# Written request:
Copy out all lines that hold "messages".

Collected data entries:
##########
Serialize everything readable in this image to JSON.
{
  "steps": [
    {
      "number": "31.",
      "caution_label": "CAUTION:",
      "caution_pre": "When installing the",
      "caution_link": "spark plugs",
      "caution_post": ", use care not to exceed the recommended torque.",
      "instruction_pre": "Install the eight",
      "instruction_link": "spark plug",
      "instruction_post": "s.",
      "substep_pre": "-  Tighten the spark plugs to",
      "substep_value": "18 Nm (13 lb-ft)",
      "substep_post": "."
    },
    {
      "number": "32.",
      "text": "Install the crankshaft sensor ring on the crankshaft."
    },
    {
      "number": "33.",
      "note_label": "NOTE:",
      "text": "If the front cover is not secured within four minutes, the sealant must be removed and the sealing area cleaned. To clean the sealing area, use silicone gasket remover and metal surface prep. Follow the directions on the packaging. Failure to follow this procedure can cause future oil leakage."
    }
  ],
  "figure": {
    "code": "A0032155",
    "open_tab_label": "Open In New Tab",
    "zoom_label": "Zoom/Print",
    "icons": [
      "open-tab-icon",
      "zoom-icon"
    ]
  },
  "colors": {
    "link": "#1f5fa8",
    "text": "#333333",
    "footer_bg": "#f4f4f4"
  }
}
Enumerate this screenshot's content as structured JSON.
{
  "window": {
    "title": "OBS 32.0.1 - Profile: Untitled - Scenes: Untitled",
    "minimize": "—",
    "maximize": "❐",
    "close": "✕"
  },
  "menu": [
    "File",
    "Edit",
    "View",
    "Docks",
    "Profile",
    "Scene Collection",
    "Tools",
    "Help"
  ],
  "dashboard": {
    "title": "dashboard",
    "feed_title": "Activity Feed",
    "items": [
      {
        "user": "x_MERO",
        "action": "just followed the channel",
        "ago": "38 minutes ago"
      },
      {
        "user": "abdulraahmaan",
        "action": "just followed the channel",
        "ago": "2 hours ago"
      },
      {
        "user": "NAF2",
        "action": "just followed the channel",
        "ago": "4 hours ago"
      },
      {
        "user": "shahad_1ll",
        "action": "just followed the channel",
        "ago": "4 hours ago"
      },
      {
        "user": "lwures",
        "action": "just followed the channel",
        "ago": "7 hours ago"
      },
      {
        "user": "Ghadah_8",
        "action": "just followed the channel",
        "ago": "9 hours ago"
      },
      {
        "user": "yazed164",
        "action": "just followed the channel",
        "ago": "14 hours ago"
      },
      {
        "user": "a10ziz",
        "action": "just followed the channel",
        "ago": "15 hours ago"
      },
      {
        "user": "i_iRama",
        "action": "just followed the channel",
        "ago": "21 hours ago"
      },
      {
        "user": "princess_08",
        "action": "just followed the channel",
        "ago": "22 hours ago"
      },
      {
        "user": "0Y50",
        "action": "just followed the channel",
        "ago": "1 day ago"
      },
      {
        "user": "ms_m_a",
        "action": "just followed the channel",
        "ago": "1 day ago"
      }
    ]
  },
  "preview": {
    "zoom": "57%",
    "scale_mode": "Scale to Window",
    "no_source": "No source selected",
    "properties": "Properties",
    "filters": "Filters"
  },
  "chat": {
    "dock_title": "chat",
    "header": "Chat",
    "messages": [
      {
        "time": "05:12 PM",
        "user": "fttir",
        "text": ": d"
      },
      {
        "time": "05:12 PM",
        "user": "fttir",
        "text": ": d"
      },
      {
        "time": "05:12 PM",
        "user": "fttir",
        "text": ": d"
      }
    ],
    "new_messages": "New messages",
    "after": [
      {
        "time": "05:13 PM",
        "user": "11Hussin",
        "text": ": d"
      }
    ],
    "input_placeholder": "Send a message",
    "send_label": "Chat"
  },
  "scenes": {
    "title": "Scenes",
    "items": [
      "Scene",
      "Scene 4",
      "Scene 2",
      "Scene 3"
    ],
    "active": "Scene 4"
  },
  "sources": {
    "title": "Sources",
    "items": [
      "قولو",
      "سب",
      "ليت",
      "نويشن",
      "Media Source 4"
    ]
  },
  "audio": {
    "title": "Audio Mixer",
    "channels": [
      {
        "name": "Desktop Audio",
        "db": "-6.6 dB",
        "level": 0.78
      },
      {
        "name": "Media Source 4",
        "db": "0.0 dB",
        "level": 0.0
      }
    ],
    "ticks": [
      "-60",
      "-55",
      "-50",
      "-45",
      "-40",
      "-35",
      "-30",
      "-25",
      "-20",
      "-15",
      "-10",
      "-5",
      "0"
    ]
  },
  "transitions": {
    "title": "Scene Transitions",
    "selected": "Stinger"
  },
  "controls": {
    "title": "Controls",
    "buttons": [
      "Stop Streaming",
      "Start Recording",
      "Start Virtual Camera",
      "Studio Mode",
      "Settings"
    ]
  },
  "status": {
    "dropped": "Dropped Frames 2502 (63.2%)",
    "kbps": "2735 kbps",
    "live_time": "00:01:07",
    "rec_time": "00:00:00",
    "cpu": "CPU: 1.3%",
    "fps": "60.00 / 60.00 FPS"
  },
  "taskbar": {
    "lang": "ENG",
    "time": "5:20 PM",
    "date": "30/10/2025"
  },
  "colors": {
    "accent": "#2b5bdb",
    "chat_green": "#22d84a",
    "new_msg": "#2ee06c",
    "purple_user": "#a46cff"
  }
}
##########
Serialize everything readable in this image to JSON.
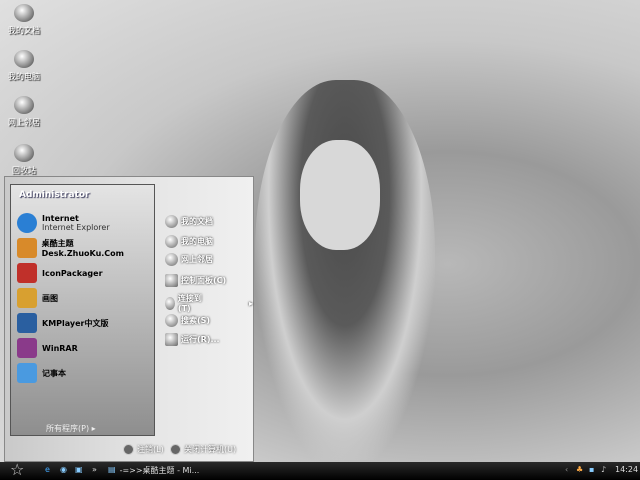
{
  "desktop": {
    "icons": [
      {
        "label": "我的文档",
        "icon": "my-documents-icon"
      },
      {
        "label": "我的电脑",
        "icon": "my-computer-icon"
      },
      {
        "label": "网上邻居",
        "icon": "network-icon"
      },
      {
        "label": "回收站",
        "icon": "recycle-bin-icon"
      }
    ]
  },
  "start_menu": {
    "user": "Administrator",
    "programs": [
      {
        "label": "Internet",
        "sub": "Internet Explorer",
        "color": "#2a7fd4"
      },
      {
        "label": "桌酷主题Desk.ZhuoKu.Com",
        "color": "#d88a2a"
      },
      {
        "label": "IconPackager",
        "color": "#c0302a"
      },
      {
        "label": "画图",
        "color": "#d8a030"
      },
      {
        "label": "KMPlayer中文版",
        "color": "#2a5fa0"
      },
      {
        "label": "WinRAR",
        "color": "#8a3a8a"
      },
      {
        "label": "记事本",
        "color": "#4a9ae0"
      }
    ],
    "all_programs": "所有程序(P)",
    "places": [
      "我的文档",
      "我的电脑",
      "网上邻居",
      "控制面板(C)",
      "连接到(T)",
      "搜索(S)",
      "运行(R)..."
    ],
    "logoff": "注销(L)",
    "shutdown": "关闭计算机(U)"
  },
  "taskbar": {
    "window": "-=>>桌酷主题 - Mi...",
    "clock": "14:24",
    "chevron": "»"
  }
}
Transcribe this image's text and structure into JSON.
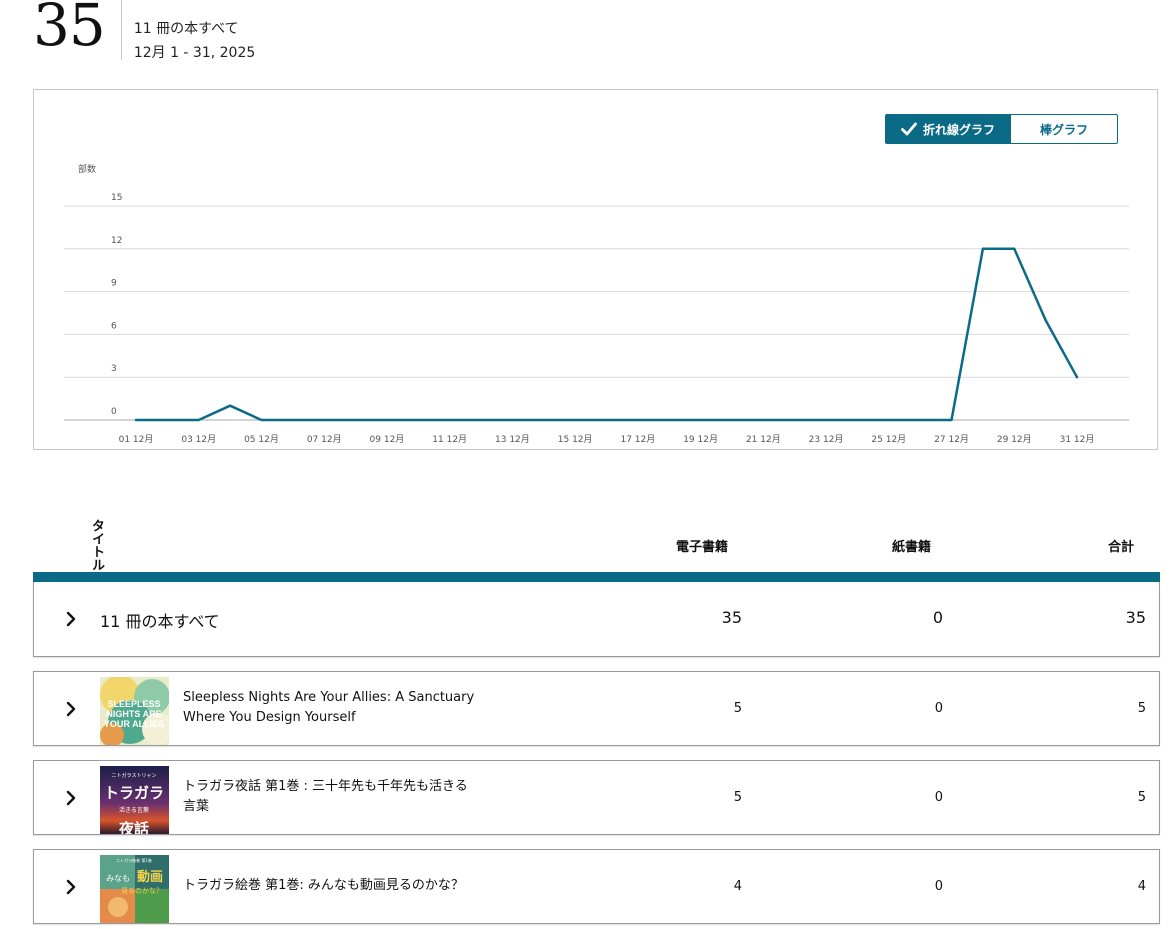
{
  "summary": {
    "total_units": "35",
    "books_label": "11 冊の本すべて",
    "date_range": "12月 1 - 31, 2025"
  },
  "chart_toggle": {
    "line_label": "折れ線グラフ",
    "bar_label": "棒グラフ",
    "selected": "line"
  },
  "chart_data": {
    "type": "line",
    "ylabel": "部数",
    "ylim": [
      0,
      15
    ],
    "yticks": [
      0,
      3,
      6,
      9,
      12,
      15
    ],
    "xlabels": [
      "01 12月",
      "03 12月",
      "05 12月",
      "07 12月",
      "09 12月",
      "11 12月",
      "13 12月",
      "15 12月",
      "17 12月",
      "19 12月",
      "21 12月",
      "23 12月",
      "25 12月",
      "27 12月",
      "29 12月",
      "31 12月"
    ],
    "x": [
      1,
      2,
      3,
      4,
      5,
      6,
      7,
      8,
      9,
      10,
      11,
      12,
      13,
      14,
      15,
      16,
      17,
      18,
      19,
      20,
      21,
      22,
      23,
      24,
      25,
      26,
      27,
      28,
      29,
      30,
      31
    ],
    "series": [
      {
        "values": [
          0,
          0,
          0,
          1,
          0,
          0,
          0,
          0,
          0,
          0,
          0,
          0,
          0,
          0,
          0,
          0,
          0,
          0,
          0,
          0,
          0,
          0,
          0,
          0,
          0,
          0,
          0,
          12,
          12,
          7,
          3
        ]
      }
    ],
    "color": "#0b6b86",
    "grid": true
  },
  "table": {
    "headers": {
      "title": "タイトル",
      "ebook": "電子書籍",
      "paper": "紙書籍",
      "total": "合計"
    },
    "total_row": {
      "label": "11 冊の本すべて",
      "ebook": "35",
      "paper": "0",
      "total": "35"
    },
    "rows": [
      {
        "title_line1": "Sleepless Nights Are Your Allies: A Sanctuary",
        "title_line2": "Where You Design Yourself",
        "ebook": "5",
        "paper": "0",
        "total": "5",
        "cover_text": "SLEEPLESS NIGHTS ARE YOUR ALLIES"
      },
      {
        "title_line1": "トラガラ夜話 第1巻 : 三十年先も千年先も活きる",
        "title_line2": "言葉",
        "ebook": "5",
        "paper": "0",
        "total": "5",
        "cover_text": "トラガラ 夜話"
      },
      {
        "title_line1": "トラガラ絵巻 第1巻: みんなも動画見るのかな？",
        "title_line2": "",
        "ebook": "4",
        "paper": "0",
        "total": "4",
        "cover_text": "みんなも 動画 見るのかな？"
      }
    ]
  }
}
##########
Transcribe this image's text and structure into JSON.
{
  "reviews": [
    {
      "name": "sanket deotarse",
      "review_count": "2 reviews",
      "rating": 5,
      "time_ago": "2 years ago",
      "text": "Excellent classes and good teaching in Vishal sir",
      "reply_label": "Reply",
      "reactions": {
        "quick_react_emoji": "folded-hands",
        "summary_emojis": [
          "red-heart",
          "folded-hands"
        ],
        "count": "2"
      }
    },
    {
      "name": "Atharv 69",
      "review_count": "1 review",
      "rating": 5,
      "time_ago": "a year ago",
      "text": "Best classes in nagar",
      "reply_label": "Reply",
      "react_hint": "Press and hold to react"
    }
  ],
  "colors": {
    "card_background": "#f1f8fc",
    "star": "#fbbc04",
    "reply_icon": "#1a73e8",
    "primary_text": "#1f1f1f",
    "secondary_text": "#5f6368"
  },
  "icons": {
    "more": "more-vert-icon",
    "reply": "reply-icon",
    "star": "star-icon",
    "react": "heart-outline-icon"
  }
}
##########
# Full solution:
    "messages": [
    "new_messages": "New messages",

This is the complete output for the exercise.